[Data listing]
****************

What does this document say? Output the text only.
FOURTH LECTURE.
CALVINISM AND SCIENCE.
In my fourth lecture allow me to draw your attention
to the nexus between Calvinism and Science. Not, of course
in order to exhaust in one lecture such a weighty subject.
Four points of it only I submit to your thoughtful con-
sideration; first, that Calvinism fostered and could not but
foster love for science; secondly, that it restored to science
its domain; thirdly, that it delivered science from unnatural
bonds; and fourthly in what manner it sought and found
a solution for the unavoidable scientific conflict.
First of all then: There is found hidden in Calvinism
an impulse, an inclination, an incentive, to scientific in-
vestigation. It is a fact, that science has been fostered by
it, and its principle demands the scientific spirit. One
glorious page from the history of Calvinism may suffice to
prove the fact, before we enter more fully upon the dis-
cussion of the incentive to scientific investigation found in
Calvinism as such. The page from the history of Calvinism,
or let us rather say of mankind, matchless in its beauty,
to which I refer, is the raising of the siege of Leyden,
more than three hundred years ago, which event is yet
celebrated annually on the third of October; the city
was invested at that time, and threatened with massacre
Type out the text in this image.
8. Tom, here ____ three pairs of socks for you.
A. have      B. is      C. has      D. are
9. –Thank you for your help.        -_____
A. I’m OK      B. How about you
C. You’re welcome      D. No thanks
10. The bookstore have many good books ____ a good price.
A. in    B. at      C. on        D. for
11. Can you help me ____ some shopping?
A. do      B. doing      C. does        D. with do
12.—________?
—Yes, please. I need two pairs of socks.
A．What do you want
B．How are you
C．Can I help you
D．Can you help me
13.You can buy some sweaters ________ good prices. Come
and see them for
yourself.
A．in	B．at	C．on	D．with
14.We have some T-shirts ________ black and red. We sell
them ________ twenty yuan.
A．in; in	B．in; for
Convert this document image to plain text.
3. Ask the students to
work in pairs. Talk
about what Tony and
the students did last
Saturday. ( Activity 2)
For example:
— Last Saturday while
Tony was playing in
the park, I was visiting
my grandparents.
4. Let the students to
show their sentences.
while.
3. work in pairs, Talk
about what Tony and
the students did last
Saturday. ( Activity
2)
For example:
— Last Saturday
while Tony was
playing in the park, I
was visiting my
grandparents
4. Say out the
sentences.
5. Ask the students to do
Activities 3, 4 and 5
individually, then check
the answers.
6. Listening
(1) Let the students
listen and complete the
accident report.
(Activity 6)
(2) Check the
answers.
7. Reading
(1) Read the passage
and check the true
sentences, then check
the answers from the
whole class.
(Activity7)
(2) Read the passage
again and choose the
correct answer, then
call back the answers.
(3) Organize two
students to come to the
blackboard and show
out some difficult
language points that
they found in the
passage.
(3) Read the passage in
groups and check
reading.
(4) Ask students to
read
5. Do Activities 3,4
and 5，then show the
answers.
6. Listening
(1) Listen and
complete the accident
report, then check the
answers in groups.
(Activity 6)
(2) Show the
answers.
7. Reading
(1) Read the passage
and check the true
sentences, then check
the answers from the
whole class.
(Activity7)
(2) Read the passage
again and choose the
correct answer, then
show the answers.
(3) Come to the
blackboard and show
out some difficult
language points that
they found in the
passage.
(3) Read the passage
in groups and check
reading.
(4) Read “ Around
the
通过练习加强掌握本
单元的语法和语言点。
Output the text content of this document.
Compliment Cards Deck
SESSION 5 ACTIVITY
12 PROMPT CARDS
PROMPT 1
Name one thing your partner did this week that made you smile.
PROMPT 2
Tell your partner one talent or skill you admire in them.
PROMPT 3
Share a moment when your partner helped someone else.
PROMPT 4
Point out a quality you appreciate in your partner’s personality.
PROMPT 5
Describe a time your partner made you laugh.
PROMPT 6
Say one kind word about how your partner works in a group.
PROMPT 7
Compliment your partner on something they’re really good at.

****************

• [Short exercise] Please output the entries above, every line exactly as it reads.

• [Finished exercise]
What does this document say? Output the text only.
FOURTH LECTURE.
CALVINISM AND SCIENCE.
In my fourth lecture allow me to draw your attention
to the nexus between Calvinism and Science. Not, of course
in order to exhaust in one lecture such a weighty subject.
Four points of it only I submit to your thoughtful con-
sideration; first, that Calvinism fostered and could not but
foster love for science; secondly, that it restored to science
its domain; thirdly, that it delivered science from unnatural
bonds; and fourthly in what manner it sought and found
a solution for the unavoidable scientific conflict.
First of all then: There is found hidden in Calvinism
an impulse, an inclination, an incentive, to scientific in-
vestigation. It is a fact, that science has been fostered by
it, and its principle demands the scientific spirit. One
glorious page from the history of Calvinism may suffice to
prove the fact, before we enter more fully upon the dis-
cussion of the incentive to scientific investigation found in
Calvinism as such. The page from the history of Calvinism,
or let us rather say of mankind, matchless in its beauty,
to which I refer, is the raising of the siege of Leyden,
more than three hundred years ago, which event is yet
celebrated annually on the third of October; the city
was invested at that time, and threatened with massacre
Type out the text in this image.
8. Tom, here ____ three pairs of socks for you.
A. have      B. is      C. has      D. are
9. –Thank you for your help.        -_____
A. I’m OK      B. How about you
C. You’re welcome      D. No thanks
10. The bookstore have many good books ____ a good price.
A. in    B. at      C. on        D. for
11. Can you help me ____ some shopping?
A. do      B. doing      C. does        D. with do
12.—________?
—Yes, please. I need two pairs of socks.
A．What do you want
B．How are you
C．Can I help you
D．Can you help me
13.You can buy some sweaters ________ good prices. Come
and see them for
yourself.
A．in	B．at	C．on	D．with
14.We have some T-shirts ________ black and red. We sell
them ________ twenty yuan.
A．in; in	B．in; for
Convert this document image to plain text.
3. Ask the students to
work in pairs. Talk
about what Tony and
the students did last
Saturday. ( Activity 2)
For example:
— Last Saturday while
Tony was playing in
the park, I was visiting
my grandparents.
4. Let the students to
show their sentences.
while.
3. work in pairs, Talk
about what Tony and
the students did last
Saturday. ( Activity
2)
For example:
— Last Saturday
while Tony was
playing in the park, I
was visiting my
grandparents
4. Say out the
sentences.
5. Ask the students to do
Activities 3, 4 and 5
individually, then check
the answers.
6. Listening
(1) Let the students
listen and complete the
accident report.
(Activity 6)
(2) Check the
answers.
7. Reading
(1) Read the passage
and check the true
sentences, then check
the answers from the
whole class.
(Activity7)
(2) Read the passage
again and choose the
correct answer, then
call back the answers.
(3) Organize two
students to come to the
blackboard and show
out some difficult
language points that
they found in the
passage.
(3) Read the passage in
groups and check
reading.
(4) Ask students to
read
5. Do Activities 3,4
and 5，then show the
answers.
6. Listening
(1) Listen and
complete the accident
report, then check the
answers in groups.
(Activity 6)
(2) Show the
answers.
7. Reading
(1) Read the passage
and check the true
sentences, then check
the answers from the
whole class.
(Activity7)
(2) Read the passage
again and choose the
correct answer, then
show the answers.
(3) Come to the
blackboard and show
out some difficult
language points that
they found in the
passage.
(3) Read the passage
in groups and check
reading.
(4) Read “ Around
the
通过练习加强掌握本
单元的语法和语言点。
Output the text content of this document.
Compliment Cards Deck
SESSION 5 ACTIVITY
12 PROMPT CARDS
PROMPT 1
Name one thing your partner did this week that made you smile.
PROMPT 2
Tell your partner one talent or skill you admire in them.
PROMPT 3
Share a moment when your partner helped someone else.
PROMPT 4
Point out a quality you appreciate in your partner’s personality.
PROMPT 5
Describe a time your partner made you laugh.
PROMPT 6
Say one kind word about how your partner works in a group.
PROMPT 7
Compliment your partner on something they’re really good at.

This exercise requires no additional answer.